>> BEGIN Task material

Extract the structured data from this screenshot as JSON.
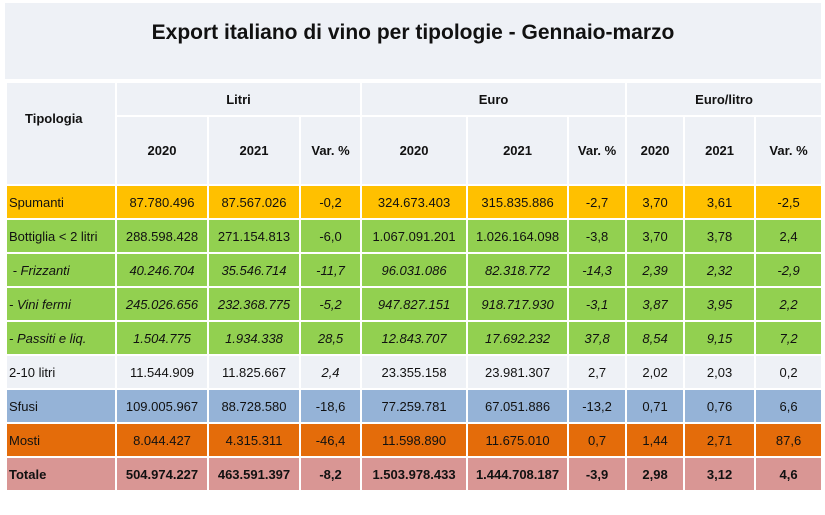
{
  "title": "Export italiano di vino per tipologie - Gennaio-marzo",
  "header": {
    "tipologia": "Tipologia",
    "groups": [
      "Litri",
      "Euro",
      "Euro/litro"
    ],
    "subcols": [
      "2020",
      "2021",
      "Var. %",
      "2020",
      "2021",
      "Var. %",
      "2020",
      "2021",
      "Var. %"
    ]
  },
  "rows": [
    {
      "label": "Spumanti",
      "cells": [
        "87.780.496",
        "87.567.026",
        "-0,2",
        "324.673.403",
        "315.835.886",
        "-2,7",
        "3,70",
        "3,61",
        "-2,5"
      ],
      "color": "#ffc000"
    },
    {
      "label": "Bottiglia < 2 litri",
      "cells": [
        "288.598.428",
        "271.154.813",
        "-6,0",
        "1.067.091.201",
        "1.026.164.098",
        "-3,8",
        "3,70",
        "3,78",
        "2,4"
      ],
      "color": "#92d050"
    },
    {
      "label": " - Frizzanti",
      "cells": [
        "40.246.704",
        "35.546.714",
        "-11,7",
        "96.031.086",
        "82.318.772",
        "-14,3",
        "2,39",
        "2,32",
        "-2,9"
      ],
      "color": "#92d050"
    },
    {
      "label": "- Vini fermi",
      "cells": [
        "245.026.656",
        "232.368.775",
        "-5,2",
        "947.827.151",
        "918.717.930",
        "-3,1",
        "3,87",
        "3,95",
        "2,2"
      ],
      "color": "#92d050"
    },
    {
      "label": "- Passiti e liq.",
      "cells": [
        "1.504.775",
        "1.934.338",
        "28,5",
        "12.843.707",
        "17.692.232",
        "37,8",
        "8,54",
        "9,15",
        "7,2"
      ],
      "color": "#92d050"
    },
    {
      "label": "2-10 litri",
      "cells": [
        "11.544.909",
        "11.825.667",
        "2,4",
        "23.355.158",
        "23.981.307",
        "2,7",
        "2,02",
        "2,03",
        "0,2"
      ],
      "color": "#eef1f6"
    },
    {
      "label": "Sfusi",
      "cells": [
        "109.005.967",
        "88.728.580",
        "-18,6",
        "77.259.781",
        "67.051.886",
        "-13,2",
        "0,71",
        "0,76",
        "6,6"
      ],
      "color": "#95b3d7"
    },
    {
      "label": "Mosti",
      "cells": [
        "8.044.427",
        "4.315.311",
        "-46,4",
        "11.598.890",
        "11.675.010",
        "0,7",
        "1,44",
        "2,71",
        "87,6"
      ],
      "color": "#e46c0a"
    },
    {
      "label": "Totale",
      "cells": [
        "504.974.227",
        "463.591.397",
        "-8,2",
        "1.503.978.433",
        "1.444.708.187",
        "-3,9",
        "2,98",
        "3,12",
        "4,6"
      ],
      "color": "#d99694"
    }
  ]
}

>> END Task material

Written exercise: Reproduce the listing above exactly, excluding all pictures.

Result:
Extract the structured data from this screenshot as JSON.
{
  "title": "Export italiano di vino per tipologie - Gennaio-marzo",
  "header": {
    "tipologia": "Tipologia",
    "groups": [
      "Litri",
      "Euro",
      "Euro/litro"
    ],
    "subcols": [
      "2020",
      "2021",
      "Var. %",
      "2020",
      "2021",
      "Var. %",
      "2020",
      "2021",
      "Var. %"
    ]
  },
  "rows": [
    {
      "label": "Spumanti",
      "cells": [
        "87.780.496",
        "87.567.026",
        "-0,2",
        "324.673.403",
        "315.835.886",
        "-2,7",
        "3,70",
        "3,61",
        "-2,5"
      ],
      "color": "#ffc000"
    },
    {
      "label": "Bottiglia < 2 litri",
      "cells": [
        "288.598.428",
        "271.154.813",
        "-6,0",
        "1.067.091.201",
        "1.026.164.098",
        "-3,8",
        "3,70",
        "3,78",
        "2,4"
      ],
      "color": "#92d050"
    },
    {
      "label": " - Frizzanti",
      "cells": [
        "40.246.704",
        "35.546.714",
        "-11,7",
        "96.031.086",
        "82.318.772",
        "-14,3",
        "2,39",
        "2,32",
        "-2,9"
      ],
      "color": "#92d050"
    },
    {
      "label": "- Vini fermi",
      "cells": [
        "245.026.656",
        "232.368.775",
        "-5,2",
        "947.827.151",
        "918.717.930",
        "-3,1",
        "3,87",
        "3,95",
        "2,2"
      ],
      "color": "#92d050"
    },
    {
      "label": "- Passiti e liq.",
      "cells": [
        "1.504.775",
        "1.934.338",
        "28,5",
        "12.843.707",
        "17.692.232",
        "37,8",
        "8,54",
        "9,15",
        "7,2"
      ],
      "color": "#92d050"
    },
    {
      "label": "2-10 litri",
      "cells": [
        "11.544.909",
        "11.825.667",
        "2,4",
        "23.355.158",
        "23.981.307",
        "2,7",
        "2,02",
        "2,03",
        "0,2"
      ],
      "color": "#eef1f6"
    },
    {
      "label": "Sfusi",
      "cells": [
        "109.005.967",
        "88.728.580",
        "-18,6",
        "77.259.781",
        "67.051.886",
        "-13,2",
        "0,71",
        "0,76",
        "6,6"
      ],
      "color": "#95b3d7"
    },
    {
      "label": "Mosti",
      "cells": [
        "8.044.427",
        "4.315.311",
        "-46,4",
        "11.598.890",
        "11.675.010",
        "0,7",
        "1,44",
        "2,71",
        "87,6"
      ],
      "color": "#e46c0a"
    },
    {
      "label": "Totale",
      "cells": [
        "504.974.227",
        "463.591.397",
        "-8,2",
        "1.503.978.433",
        "1.444.708.187",
        "-3,9",
        "2,98",
        "3,12",
        "4,6"
      ],
      "color": "#d99694"
    }
  ]
}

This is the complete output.